__GIVEN REQUEST__.
Return all of the data exactly, with nothing left out but the pictures.

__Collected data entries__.
**********
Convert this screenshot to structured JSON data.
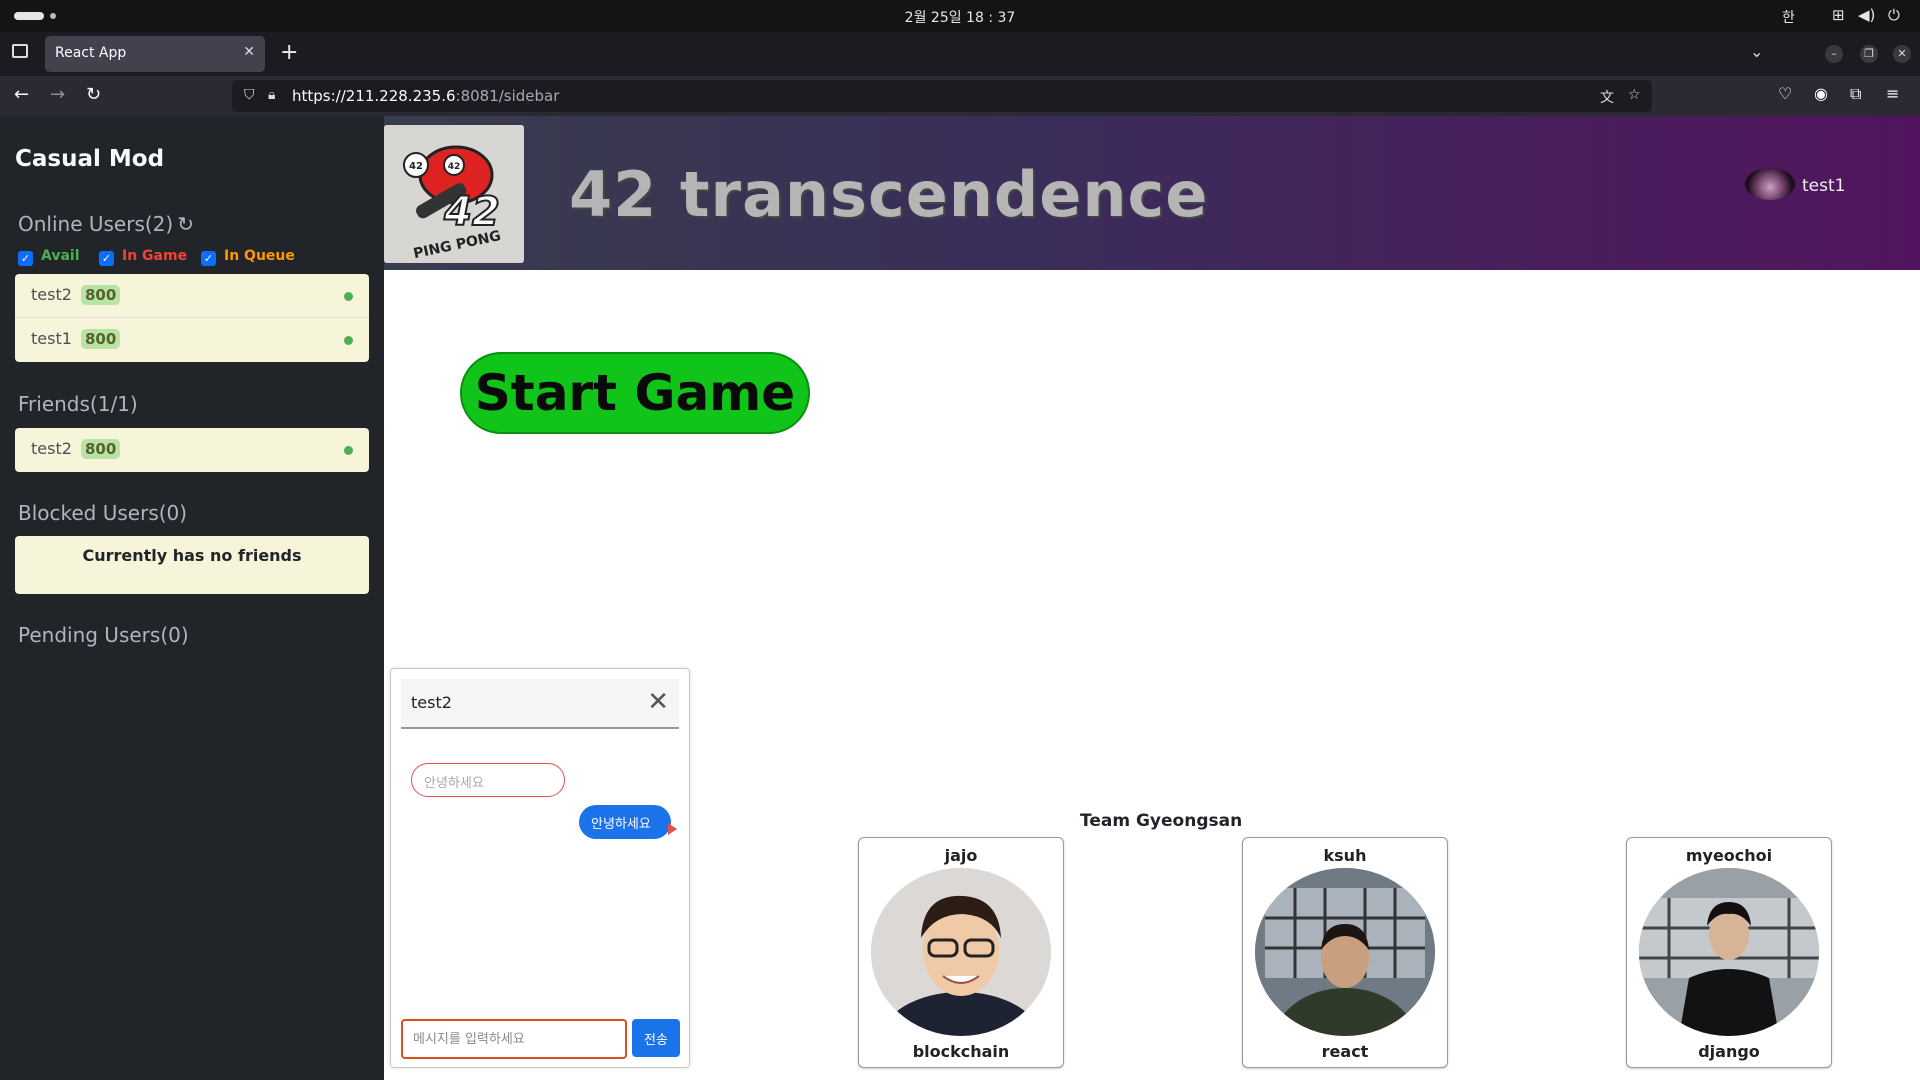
{
  "os": {
    "clock": "2월 25일  18 : 37",
    "ime": "한"
  },
  "browser": {
    "tab_title": "React App",
    "url_host": "https://211.228.235.6",
    "url_rest": ":8081/sidebar"
  },
  "sidebar": {
    "title": "Casual Mod",
    "online": {
      "label": "Online Users(2)",
      "filters": [
        {
          "label": "Avail",
          "color": "#4caf50"
        },
        {
          "label": "In Game",
          "color": "#f44336"
        },
        {
          "label": "In Queue",
          "color": "#ff9800"
        }
      ],
      "users": [
        {
          "name": "test2",
          "rating": "800"
        },
        {
          "name": "test1",
          "rating": "800"
        }
      ]
    },
    "friends": {
      "label": "Friends(1/1)",
      "users": [
        {
          "name": "test2",
          "rating": "800"
        }
      ]
    },
    "blocked": {
      "label": "Blocked Users(0)",
      "empty_text": "Currently has no friends"
    },
    "pending": {
      "label": "Pending Users(0)"
    }
  },
  "header": {
    "title": "42 transcendence",
    "username": "test1",
    "logo": {
      "badge_left": "42",
      "badge_right": "42",
      "big_text": "42",
      "caption": "PING PONG"
    }
  },
  "main": {
    "start_label": "Start Game"
  },
  "chat": {
    "partner": "test2",
    "messages": [
      {
        "text": "안녕하세요",
        "from": "partner"
      },
      {
        "text": "안녕하세요",
        "from": "me"
      }
    ],
    "input_placeholder": "메시지를 입력하세요",
    "send_label": "전송"
  },
  "team": {
    "title": "Team Gyeongsan",
    "members": [
      {
        "name": "jajo",
        "role": "blockchain"
      },
      {
        "name": "ksuh",
        "role": "react"
      },
      {
        "name": "myeochoi",
        "role": "django"
      }
    ]
  }
}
**********
__RESPONSE TO THE TASK__.
Convert this screenshot to structured JSON data.
{
  "os": {
    "clock": "2월 25일  18 : 37",
    "ime": "한"
  },
  "browser": {
    "tab_title": "React App",
    "url_host": "https://211.228.235.6",
    "url_rest": ":8081/sidebar"
  },
  "sidebar": {
    "title": "Casual Mod",
    "online": {
      "label": "Online Users(2)",
      "filters": [
        {
          "label": "Avail",
          "color": "#4caf50"
        },
        {
          "label": "In Game",
          "color": "#f44336"
        },
        {
          "label": "In Queue",
          "color": "#ff9800"
        }
      ],
      "users": [
        {
          "name": "test2",
          "rating": "800"
        },
        {
          "name": "test1",
          "rating": "800"
        }
      ]
    },
    "friends": {
      "label": "Friends(1/1)",
      "users": [
        {
          "name": "test2",
          "rating": "800"
        }
      ]
    },
    "blocked": {
      "label": "Blocked Users(0)",
      "empty_text": "Currently has no friends"
    },
    "pending": {
      "label": "Pending Users(0)"
    }
  },
  "header": {
    "title": "42 transcendence",
    "username": "test1",
    "logo": {
      "badge_left": "42",
      "badge_right": "42",
      "big_text": "42",
      "caption": "PING PONG"
    }
  },
  "main": {
    "start_label": "Start Game"
  },
  "chat": {
    "partner": "test2",
    "messages": [
      {
        "text": "안녕하세요",
        "from": "partner"
      },
      {
        "text": "안녕하세요",
        "from": "me"
      }
    ],
    "input_placeholder": "메시지를 입력하세요",
    "send_label": "전송"
  },
  "team": {
    "title": "Team Gyeongsan",
    "members": [
      {
        "name": "jajo",
        "role": "blockchain"
      },
      {
        "name": "ksuh",
        "role": "react"
      },
      {
        "name": "myeochoi",
        "role": "django"
      }
    ]
  }
}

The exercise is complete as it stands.